--- Recorded information ---
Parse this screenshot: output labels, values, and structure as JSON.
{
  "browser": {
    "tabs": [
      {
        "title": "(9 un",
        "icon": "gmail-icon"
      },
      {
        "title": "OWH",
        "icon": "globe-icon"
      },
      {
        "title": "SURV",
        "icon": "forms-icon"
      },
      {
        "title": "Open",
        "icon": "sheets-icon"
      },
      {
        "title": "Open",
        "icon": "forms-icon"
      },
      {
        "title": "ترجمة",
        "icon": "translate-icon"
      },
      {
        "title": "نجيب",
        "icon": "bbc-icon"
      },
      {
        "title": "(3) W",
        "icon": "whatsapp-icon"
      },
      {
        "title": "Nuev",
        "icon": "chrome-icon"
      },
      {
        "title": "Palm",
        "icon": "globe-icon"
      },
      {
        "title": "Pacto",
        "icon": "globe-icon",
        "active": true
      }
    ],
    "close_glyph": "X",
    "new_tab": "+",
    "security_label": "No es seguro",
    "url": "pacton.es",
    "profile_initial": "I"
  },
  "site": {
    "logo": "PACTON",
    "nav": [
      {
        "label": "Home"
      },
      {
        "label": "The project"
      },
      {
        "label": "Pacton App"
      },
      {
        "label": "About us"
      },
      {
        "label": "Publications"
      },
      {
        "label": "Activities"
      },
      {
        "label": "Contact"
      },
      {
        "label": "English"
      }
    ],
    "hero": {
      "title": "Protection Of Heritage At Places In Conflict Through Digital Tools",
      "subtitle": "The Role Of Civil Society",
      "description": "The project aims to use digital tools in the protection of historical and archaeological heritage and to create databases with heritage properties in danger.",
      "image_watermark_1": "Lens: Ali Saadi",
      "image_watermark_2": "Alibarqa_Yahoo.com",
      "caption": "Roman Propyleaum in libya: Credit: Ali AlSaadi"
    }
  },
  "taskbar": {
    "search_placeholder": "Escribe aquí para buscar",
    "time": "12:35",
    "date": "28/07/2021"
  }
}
---
*To do*. Search the data for "icon". Copy every matching line.

*Full answer*.
        "icon": "gmail-icon"
        "icon": "globe-icon"
        "icon": "forms-icon"
        "icon": "sheets-icon"
        "icon": "forms-icon"
        "icon": "translate-icon"
        "icon": "bbc-icon"
        "icon": "whatsapp-icon"
        "icon": "chrome-icon"
        "icon": "globe-icon"
        "icon": "globe-icon",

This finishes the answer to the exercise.